Short exercise: Omit images. Retype all entries verbatim.
─── Data for this task
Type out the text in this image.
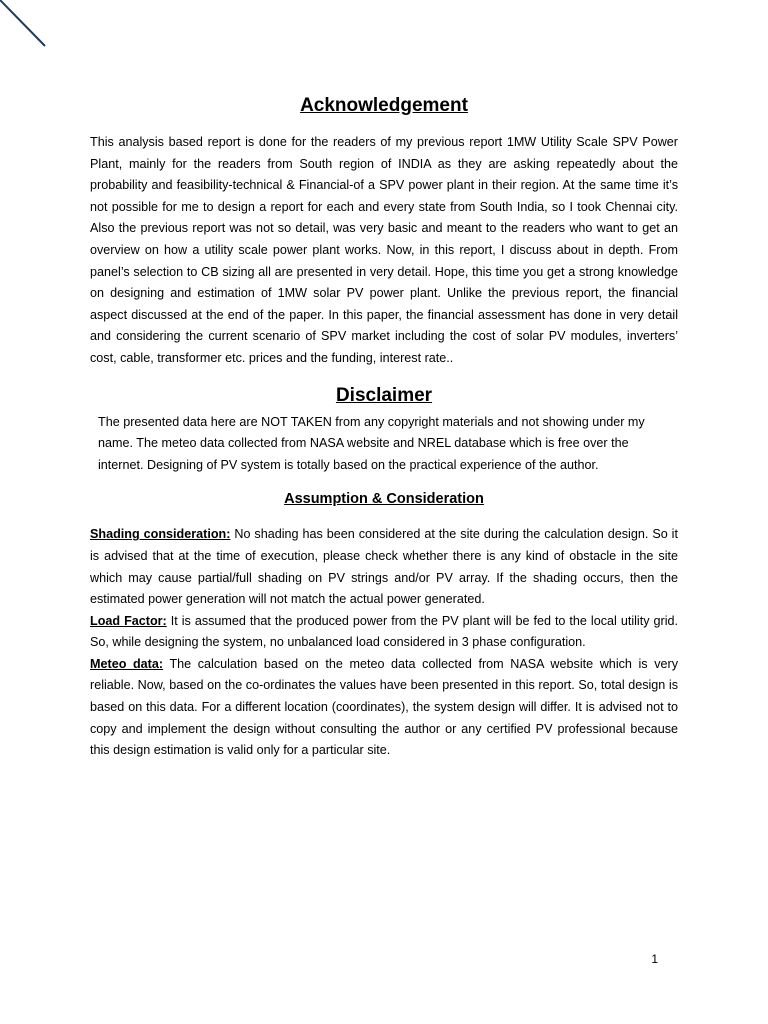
Acknowledgement

This analysis based report is done for the readers of my previous report 1MW Utility Scale SPV Power Plant, mainly for the readers from South region of INDIA as they are asking repeatedly about the probability and feasibility-technical & Financial-of a SPV power plant in their region. At the same time it’s not possible for me to design a report for each and every state from South India, so I took Chennai city. Also the previous report was not so detail, was very basic and meant to the readers who want to get an overview on how a utility scale power plant works. Now, in this report, I discuss about in depth. From panel’s selection to CB sizing all are presented in very detail. Hope, this time you get a strong knowledge on designing and estimation of 1MW solar PV power plant. Unlike the previous report, the financial aspect discussed at the end of the paper. In this paper, the financial assessment has done in very detail and considering the current scenario of SPV market including the cost of solar PV modules, inverters’ cost, cable, transformer etc. prices and the funding, interest rate..

Disclaimer

The presented data here are NOT TAKEN from any copyright materials and not showing under my name. The meteo data collected from NASA website and NREL database which is free over the internet. Designing of PV system is totally based on the practical experience of the author.

Assumption & Consideration

Shading consideration: No shading has been considered at the site during the calculation design. So it is advised that at the time of execution, please check whether there is any kind of obstacle in the site which may cause partial/full shading on PV strings and/or PV array. If the shading occurs, then the estimated power generation will not match the actual power generated.

Load Factor: It is assumed that the produced power from the PV plant will be fed to the local utility grid. So, while designing the system, no unbalanced load considered in 3 phase configuration.

Meteo data: The calculation based on the meteo data collected from NASA website which is very reliable. Now, based on the co-ordinates the values have been presented in this report. So, total design is based on this data. For a different location (coordinates), the system design will differ. It is advised not to copy and implement the design without consulting the author or any certified PV professional because this design estimation is valid only for a particular site.

1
──────
Final result:
Type out the text in this image.
Acknowledgement

This analysis based report is done for the readers of my previous report 1MW Utility Scale SPV Power Plant, mainly for the readers from South region of INDIA as they are asking repeatedly about the probability and feasibility-technical & Financial-of a SPV power plant in their region. At the same time it’s not possible for me to design a report for each and every state from South India, so I took Chennai city. Also the previous report was not so detail, was very basic and meant to the readers who want to get an overview on how a utility scale power plant works. Now, in this report, I discuss about in depth. From panel’s selection to CB sizing all are presented in very detail. Hope, this time you get a strong knowledge on designing and estimation of 1MW solar PV power plant. Unlike the previous report, the financial aspect discussed at the end of the paper. In this paper, the financial assessment has done in very detail and considering the current scenario of SPV market including the cost of solar PV modules, inverters’ cost, cable, transformer etc. prices and the funding, interest rate..

Disclaimer

The presented data here are NOT TAKEN from any copyright materials and not showing under my name. The meteo data collected from NASA website and NREL database which is free over the internet. Designing of PV system is totally based on the practical experience of the author.

Assumption & Consideration

Shading consideration: No shading has been considered at the site during the calculation design. So it is advised that at the time of execution, please check whether there is any kind of obstacle in the site which may cause partial/full shading on PV strings and/or PV array. If the shading occurs, then the estimated power generation will not match the actual power generated.

Load Factor: It is assumed that the produced power from the PV plant will be fed to the local utility grid. So, while designing the system, no unbalanced load considered in 3 phase configuration.

Meteo data: The calculation based on the meteo data collected from NASA website which is very reliable. Now, based on the co-ordinates the values have been presented in this report. So, total design is based on this data. For a different location (coordinates), the system design will differ. It is advised not to copy and implement the design without consulting the author or any certified PV professional because this design estimation is valid only for a particular site.

1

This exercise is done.